**Supplied material:**
★ ★ ★

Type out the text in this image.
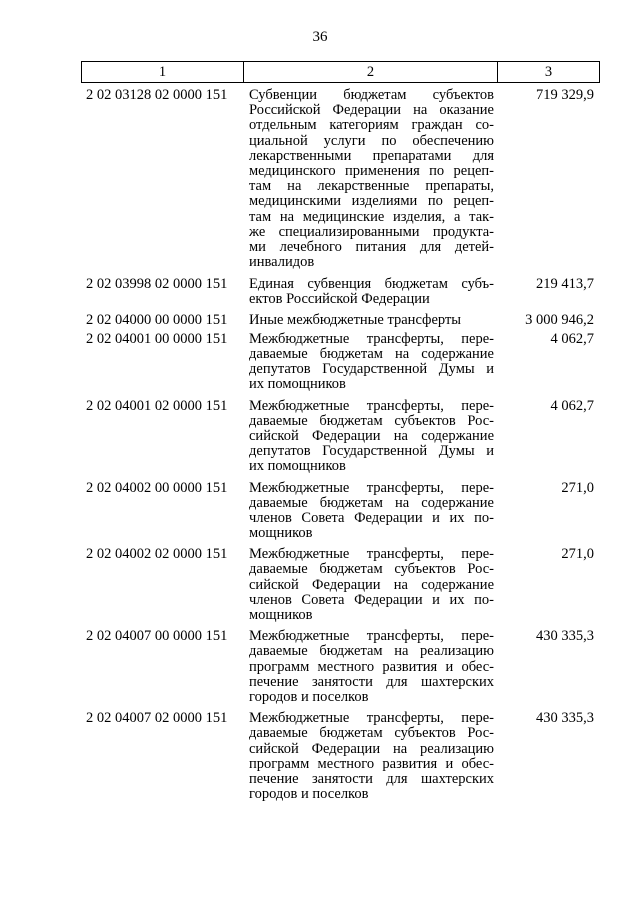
36
1	2	3
2 02 03128 02 0000 151	Субвенции бюджетам субъектов
Российской Федерации на оказание
отдельным категориям граждан со-
циальной услуги по обеспечению
лекарственными препаратами для
медицинского применения по рецеп-
там на лекарственные препараты,
медицинскими изделиями по рецеп-
там на медицинские изделия, а так-
же специализированными продукта-
ми лечебного питания для детей-
инвалидов
719 329,9
2 02 03998 02 0000 151	Единая субвенция бюджетам субъ-
ектов Российской Федерации
219 413,7
2 02 04000 00 0000 151	Иные межбюджетные трансферты	3 000 946,2
2 02 04001 00 0000 151	Межбюджетные трансферты, пере-
даваемые бюджетам на содержание
депутатов Государственной Думы и
их помощников
4 062,7
2 02 04001 02 0000 151	Межбюджетные трансферты, пере-
даваемые бюджетам субъектов Рос-
сийской Федерации на содержание
депутатов Государственной Думы и
их помощников
4 062,7
2 02 04002 00 0000 151	Межбюджетные трансферты, пере-
даваемые бюджетам на содержание
членов Совета Федерации и их по-
мощников
271,0
2 02 04002 02 0000 151	Межбюджетные трансферты, пере-
даваемые бюджетам субъектов Рос-
сийской Федерации на содержание
членов Совета Федерации и их по-
мощников
271,0
2 02 04007 00 0000 151	Межбюджетные трансферты, пере-
даваемые бюджетам на реализацию
программ местного развития и обес-
печение занятости для шахтерских
городов и поселков
430 335,3
2 02 04007 02 0000 151	Межбюджетные трансферты, пере-
даваемые бюджетам субъектов Рос-
сийской Федерации на реализацию
программ местного развития и обес-
печение занятости для шахтерских
городов и поселков
430 335,3
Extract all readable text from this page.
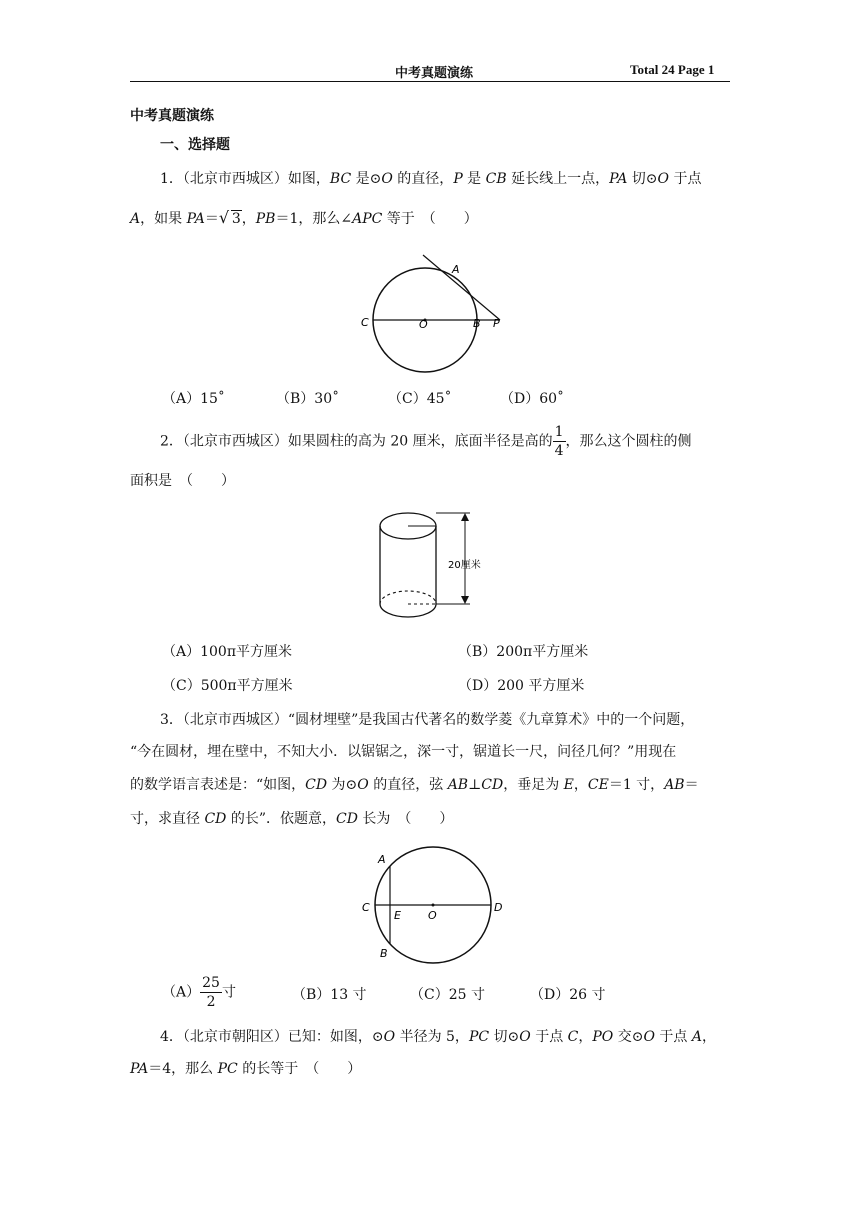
中考真题演练	Total 24 Page 1
中考真题演练
一、选择题
1．（北京市西城区）如图，BC 是⊙O 的直径，P 是 CB 延长线上一点，PA 切⊙O 于点
A，如果 PA＝√ 3，PB＝1，那么∠APC 等于　（　　）
A
C	O	B P
（A）15˚	（B）30˚	（C）45˚	（D）60˚
2．（北京市西城区）如果圆柱的高为 20 厘米，底面半径是高的 $\frac{1}{4}$ ，那么这个圆柱的侧
面积是　（　　）
20厘米
（A）100π平方厘米	（B）200π平方厘米
（C）500π平方厘米	（D）200 平方厘米
3．（北京市西城区）“圆材埋壁”是我国古代著名的数学菱《九章算术》中的一个问题，
“今在圆材，埋在壁中，不知大小．以锯锯之，深一寸，锯道长一尺，问径几何？”用现在
的数学语言表述是：“如图，CD 为⊙O 的直径，弦 AB⊥CD，垂足为 E，CE＝1 寸，AB＝
寸，求直径 CD 的长”．依题意，CD 长为　（　　）
A
C
E O
D
B
$(A) \frac{25}{2}$ 寸	（B）13 寸	（C）25 寸	（D）26 寸
4．（北京市朝阳区）已知：如图，⊙O 半径为 5，PC 切⊙O 于点 C，PO 交⊙O 于点 A，
PA＝4，那么 PC 的长等于　（　　）
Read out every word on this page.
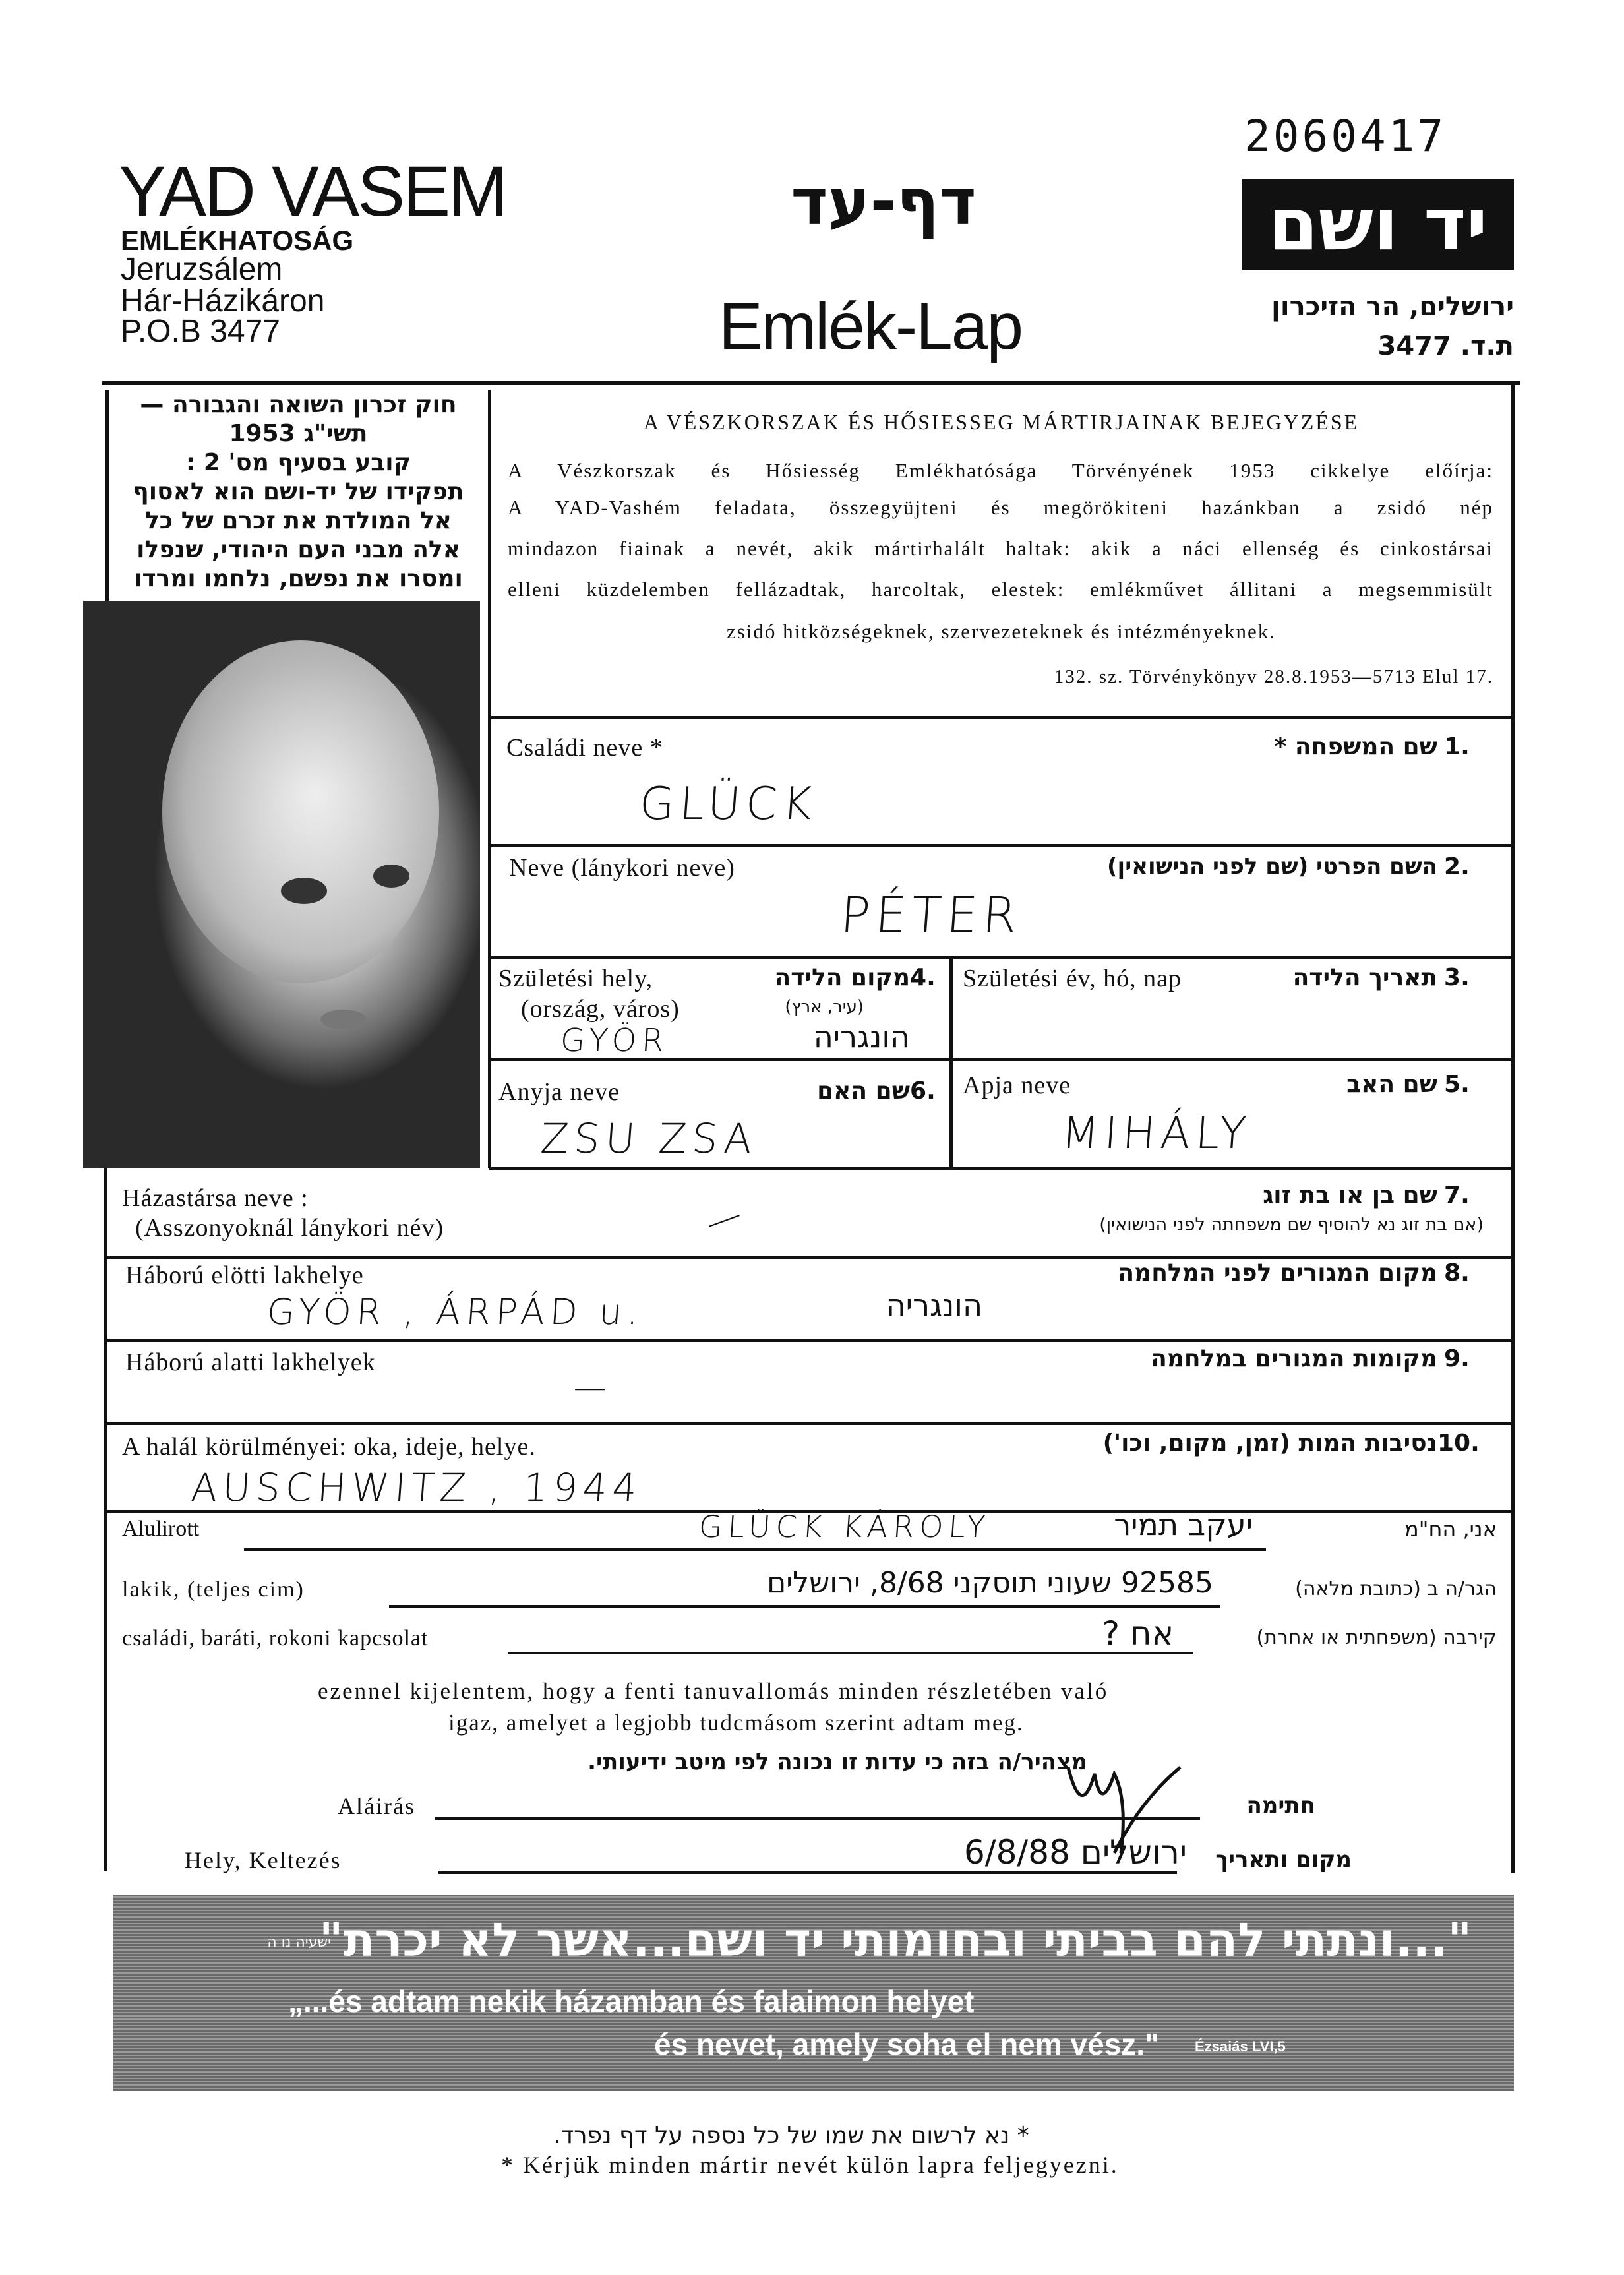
2060417
YAD VASEM
EMLÉKHATOSÁG
Jeruzsálem
Hár-Házikáron
P.O.B 3477
דף-עד
Emlék-Lap
יד ושם
ירושלים, הר הזיכרון
ת.ד. 3477
חוק זכרון השואה והגבורה —
תשי"ג 1953
קובע בסעיף מס' 2 :
תפקידו של יד-ושם הוא לאסוף
אל המולדת את זכרם של כל
אלה מבני העם היהודי, שנפלו
ומסרו את נפשם, נלחמו ומרדו
A VÉSZKORSZAK ÉS HŐSIESSEG MÁRTIRJAINAK BEJEGYZÉSE
A Vészkorszak és Hősiesség Emlékhatósága Törvényének 1953 cikkelye előírja:
A YAD-Vashém feladata, összegyüjteni és megörökiteni hazánkban a zsidó nép
mindazon fiainak a nevét, akik mártirhalált haltak: akik a náci ellenség és cinkostársai
elleni küzdelemben fellázadtak, harcoltak, elestek: emlékművet állitani a megsemmisült
zsidó hitközségeknek, szervezeteknek és intézményeknek.
132. sz. Törvénykönyv 28.8.1953—5713 Elul 17.
Családi neve *	שם המשפחה * .1
GLÜCK
Neve (lánykori neve)	השם הפרטי (שם לפני הנישואין) .2
PÉTER
Születési hely,
(ország, város)
מקום הלידה .4
(עיר, ארץ)
GYÖR	הונגריה
Születési év, hó, nap	תאריך הלידה .3
Anyja neve	שם האם .6
ZSU ZSA
Apja neve	שם האב .5
MIHÁLY
Házastársa neve :
(Asszonyoknál lánykori név)
שם בן או בת זוג .7
(אם בת זוג נא להוסיף שם משפחתה לפני הנישואין)
—
Háború elötti lakhelye	מקום המגורים לפני המלחמה .8
GYÖR , ÁRPÁD u.	הונגריה
Háború alatti lakhelyek	מקומות המגורים במלחמה .9
—
A halál körülményei: oka, ideje, helye.	נסיבות המות (זמן, מקום, וכו') .10
AUSCHWITZ , 1944
Alulirott	GLÜCK KÁROLY	יעקב תמיר	אני, הח"מ
lakik, (teljes cim)	92585 שעוני תוסקני 8/68, ירושלים	הגר/ה ב (כתובת מלאה)
családi, baráti, rokoni kapcsolat	אח ?	קירבה (משפחתית או אחרת)
ezennel kijelentem, hogy a fenti tanuvallomás minden részletében való
igaz, amelyet a legjobb tudcmásom szerint adtam meg.
מצהיר/ה בזה כי עדות זו נכונה לפי מיטב ידיעותי.
Aláirás	חתימה
Hely, Keltezés	ירושלים 6/8/88	מקום ותאריך
"...ונתתי להם בביתי ובחומותי יד ושם...אשר לא יכרת"
ישעיה נו ה
„...és adtam nekik házamban és falaimon helyet
és nevet, amely soha el nem vész." Ézsaiás LVI,5
* נא לרשום את שמו של כל נספה על דף נפרד.
* Kérjük minden mártir nevét külön lapra feljegyezni.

★ ★ ★

**Set task:** Leave out the pictures and transcribe the entries above exactly.

**The output:**
Type out the text in this image.
36
1	2	3
2 02 03128 02 0000 151	Субвенции бюджетам субъектов
Российской Федерации на оказание
отдельным категориям граждан со-
циальной услуги по обеспечению
лекарственными препаратами для
медицинского применения по рецеп-
там на лекарственные препараты,
медицинскими изделиями по рецеп-
там на медицинские изделия, а так-
же специализированными продукта-
ми лечебного питания для детей-
инвалидов
719 329,9
2 02 03998 02 0000 151	Единая субвенция бюджетам субъ-
ектов Российской Федерации
219 413,7
2 02 04000 00 0000 151	Иные межбюджетные трансферты	3 000 946,2
2 02 04001 00 0000 151	Межбюджетные трансферты, пере-
даваемые бюджетам на содержание
депутатов Государственной Думы и
их помощников
4 062,7
2 02 04001 02 0000 151	Межбюджетные трансферты, пере-
даваемые бюджетам субъектов Рос-
сийской Федерации на содержание
депутатов Государственной Думы и
их помощников
4 062,7
2 02 04002 00 0000 151	Межбюджетные трансферты, пере-
даваемые бюджетам на содержание
членов Совета Федерации и их по-
мощников
271,0
2 02 04002 02 0000 151	Межбюджетные трансферты, пере-
даваемые бюджетам субъектов Рос-
сийской Федерации на содержание
членов Совета Федерации и их по-
мощников
271,0
2 02 04007 00 0000 151	Межбюджетные трансферты, пере-
даваемые бюджетам на реализацию
программ местного развития и обес-
печение занятости для шахтерских
городов и поселков
430 335,3
2 02 04007 02 0000 151	Межбюджетные трансферты, пере-
даваемые бюджетам субъектов Рос-
сийской Федерации на реализацию
программ местного развития и обес-
печение занятости для шахтерских
городов и поселков
430 335,3
Extract all readable text from this page.
中考真题演练	Total 24 Page 1
中考真题演练
一、选择题
1．（北京市西城区）如图，BC 是⊙O 的直径，P 是 CB 延长线上一点，PA 切⊙O 于点
A，如果 PA＝√ 3，PB＝1，那么∠APC 等于　（　　）
A
C	O	B P
（A）15˚	（B）30˚	（C）45˚	（D）60˚
2．（北京市西城区）如果圆柱的高为 20 厘米，底面半径是高的 $\frac{1}{4}$ ，那么这个圆柱的侧
面积是　（　　）
20厘米
（A）100π平方厘米	（B）200π平方厘米
（C）500π平方厘米	（D）200 平方厘米
3．（北京市西城区）“圆材埋壁”是我国古代著名的数学菱《九章算术》中的一个问题，
“今在圆材，埋在壁中，不知大小．以锯锯之，深一寸，锯道长一尺，问径几何？”用现在
的数学语言表述是：“如图，CD 为⊙O 的直径，弦 AB⊥CD，垂足为 E，CE＝1 寸，AB＝
寸，求直径 CD 的长”．依题意，CD 长为　（　　）
A
C
E O
D
B
$(A) \frac{25}{2}$ 寸	（B）13 寸	（C）25 寸	（D）26 寸
4．（北京市朝阳区）已知：如图，⊙O 半径为 5，PC 切⊙O 于点 C，PO 交⊙O 于点 A，
PA＝4，那么 PC 的长等于　（　　）
Read out every word on this page.
2060417
YAD VASEM
EMLÉKHATOSÁG
Jeruzsálem
Hár-Házikáron
P.O.B 3477
דף-עד
Emlék-Lap
יד ושם
ירושלים, הר הזיכרון
ת.ד. 3477
חוק זכרון השואה והגבורה —
תשי"ג 1953
קובע בסעיף מס' 2 :
תפקידו של יד-ושם הוא לאסוף
אל המולדת את זכרם של כל
אלה מבני העם היהודי, שנפלו
ומסרו את נפשם, נלחמו ומרדו
A VÉSZKORSZAK ÉS HŐSIESSEG MÁRTIRJAINAK BEJEGYZÉSE
A Vészkorszak és Hősiesség Emlékhatósága Törvényének 1953 cikkelye előírja:
A YAD-Vashém feladata, összegyüjteni és megörökiteni hazánkban a zsidó nép
mindazon fiainak a nevét, akik mártirhalált haltak: akik a náci ellenség és cinkostársai
elleni küzdelemben fellázadtak, harcoltak, elestek: emlékművet állitani a megsemmisült
zsidó hitközségeknek, szervezeteknek és intézményeknek.
132. sz. Törvénykönyv 28.8.1953—5713 Elul 17.
Családi neve *	שם המשפחה * .1
GLÜCK
Neve (lánykori neve)	השם הפרטי (שם לפני הנישואין) .2
PÉTER
Születési hely,
(ország, város)
מקום הלידה .4
(עיר, ארץ)
GYÖR	הונגריה
Születési év, hó, nap	תאריך הלידה .3
Anyja neve	שם האם .6
ZSU ZSA
Apja neve	שם האב .5
MIHÁLY
Házastársa neve :
(Asszonyoknál lánykori név)
שם בן או בת זוג .7
(אם בת זוג נא להוסיף שם משפחתה לפני הנישואין)
—
Háború elötti lakhelye	מקום המגורים לפני המלחמה .8
GYÖR , ÁRPÁD u.	הונגריה
Háború alatti lakhelyek	מקומות המגורים במלחמה .9
—
A halál körülményei: oka, ideje, helye.	נסיבות המות (זמן, מקום, וכו') .10
AUSCHWITZ , 1944
Alulirott	GLÜCK KÁROLY	יעקב תמיר	אני, הח"מ
lakik, (teljes cim)	92585 שעוני תוסקני 8/68, ירושלים	הגר/ה ב (כתובת מלאה)
családi, baráti, rokoni kapcsolat	אח ?	קירבה (משפחתית או אחרת)
ezennel kijelentem, hogy a fenti tanuvallomás minden részletében való
igaz, amelyet a legjobb tudcmásom szerint adtam meg.
מצהיר/ה בזה כי עדות זו נכונה לפי מיטב ידיעותי.
Aláirás	חתימה
Hely, Keltezés	ירושלים 6/8/88	מקום ותאריך
"...ונתתי להם בביתי ובחומותי יד ושם...אשר לא יכרת"
ישעיה נו ה
„...és adtam nekik házamban és falaimon helyet
és nevet, amely soha el nem vész." Ézsaiás LVI,5
* נא לרשום את שמו של כל נספה על דף נפרד.
* Kérjük minden mártir nevét külön lapra feljegyezni.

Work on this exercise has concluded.